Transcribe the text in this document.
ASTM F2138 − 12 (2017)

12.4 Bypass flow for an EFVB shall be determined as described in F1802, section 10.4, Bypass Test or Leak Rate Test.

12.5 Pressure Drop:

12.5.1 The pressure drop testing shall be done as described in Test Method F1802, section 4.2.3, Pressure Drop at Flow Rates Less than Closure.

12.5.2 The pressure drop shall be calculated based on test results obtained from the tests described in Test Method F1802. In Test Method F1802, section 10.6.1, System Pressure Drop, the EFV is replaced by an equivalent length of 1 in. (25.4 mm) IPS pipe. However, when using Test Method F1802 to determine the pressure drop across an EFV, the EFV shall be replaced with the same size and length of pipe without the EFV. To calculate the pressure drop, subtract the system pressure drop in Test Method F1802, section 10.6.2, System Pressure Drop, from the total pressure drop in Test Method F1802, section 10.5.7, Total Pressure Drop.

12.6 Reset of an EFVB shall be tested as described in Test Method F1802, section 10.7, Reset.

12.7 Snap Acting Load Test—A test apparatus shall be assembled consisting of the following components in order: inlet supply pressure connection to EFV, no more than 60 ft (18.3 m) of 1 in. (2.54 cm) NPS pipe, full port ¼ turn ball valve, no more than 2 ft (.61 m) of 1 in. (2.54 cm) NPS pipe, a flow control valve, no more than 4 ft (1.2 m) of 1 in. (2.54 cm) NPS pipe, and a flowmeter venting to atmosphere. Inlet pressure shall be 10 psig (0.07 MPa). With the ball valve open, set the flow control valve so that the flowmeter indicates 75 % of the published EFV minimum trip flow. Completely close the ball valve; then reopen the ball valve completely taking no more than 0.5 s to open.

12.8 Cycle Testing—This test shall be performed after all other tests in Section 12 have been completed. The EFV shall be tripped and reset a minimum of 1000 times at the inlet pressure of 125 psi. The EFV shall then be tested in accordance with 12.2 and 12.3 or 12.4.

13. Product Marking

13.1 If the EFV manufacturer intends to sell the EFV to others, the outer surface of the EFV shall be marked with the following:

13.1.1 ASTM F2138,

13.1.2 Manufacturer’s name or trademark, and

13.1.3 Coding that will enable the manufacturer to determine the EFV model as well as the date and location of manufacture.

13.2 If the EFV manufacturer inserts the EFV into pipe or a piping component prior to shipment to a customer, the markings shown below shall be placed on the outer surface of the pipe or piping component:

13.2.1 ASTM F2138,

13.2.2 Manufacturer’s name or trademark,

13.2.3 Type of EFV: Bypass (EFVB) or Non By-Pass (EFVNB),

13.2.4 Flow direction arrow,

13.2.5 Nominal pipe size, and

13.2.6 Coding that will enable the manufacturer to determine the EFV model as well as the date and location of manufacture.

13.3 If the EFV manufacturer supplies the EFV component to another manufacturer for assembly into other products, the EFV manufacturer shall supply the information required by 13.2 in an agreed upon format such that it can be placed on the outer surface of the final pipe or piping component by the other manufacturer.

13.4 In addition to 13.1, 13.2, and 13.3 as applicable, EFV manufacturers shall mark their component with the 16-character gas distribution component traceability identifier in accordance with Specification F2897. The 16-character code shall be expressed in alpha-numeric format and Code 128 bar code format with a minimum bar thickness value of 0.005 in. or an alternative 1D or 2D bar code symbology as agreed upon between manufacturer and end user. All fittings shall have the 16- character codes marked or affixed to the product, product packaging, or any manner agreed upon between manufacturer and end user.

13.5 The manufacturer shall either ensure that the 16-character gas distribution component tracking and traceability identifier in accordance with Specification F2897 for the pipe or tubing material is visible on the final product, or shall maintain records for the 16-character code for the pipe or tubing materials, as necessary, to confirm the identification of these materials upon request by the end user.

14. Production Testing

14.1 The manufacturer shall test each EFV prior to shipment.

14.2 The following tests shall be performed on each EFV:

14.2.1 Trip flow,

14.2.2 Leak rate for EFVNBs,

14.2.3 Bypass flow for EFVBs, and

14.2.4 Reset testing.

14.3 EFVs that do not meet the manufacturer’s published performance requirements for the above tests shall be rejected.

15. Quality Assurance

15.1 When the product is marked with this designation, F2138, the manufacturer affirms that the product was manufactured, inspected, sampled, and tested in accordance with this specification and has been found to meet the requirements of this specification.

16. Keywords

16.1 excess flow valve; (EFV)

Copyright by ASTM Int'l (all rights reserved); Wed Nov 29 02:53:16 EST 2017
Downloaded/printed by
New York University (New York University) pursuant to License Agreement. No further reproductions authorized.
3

● Direction: Select from the material above each line in which the string "following" appears, and list those lines.

● Answer to this exercise:
12.7 Snap Acting Load Test—A test apparatus shall be assembled consisting of the following components in order: inlet supply pressure connection to EFV, no more than 60 ft (18.3 m) of 1 in. (2.54 cm) NPS pipe, full port ¼ turn ball valve, no more than 2 ft (.61 m) of 1 in. (2.54 cm) NPS pipe, a flow control valve, no more than 4 ft (1.2 m) of 1 in. (2.54 cm) NPS pipe, and a flowmeter venting to atmosphere. Inlet pressure shall be 10 psig (0.07 MPa). With the ball valve open, set the flow control valve so that the flowmeter indicates 75 % of the published EFV minimum trip flow. Completely close the ball valve; then reopen the ball valve completely taking no more than 0.5 s to open.
13.1 If the EFV manufacturer intends to sell the EFV to others, the outer surface of the EFV shall be marked with the following:
14.2 The following tests shall be performed on each EFV:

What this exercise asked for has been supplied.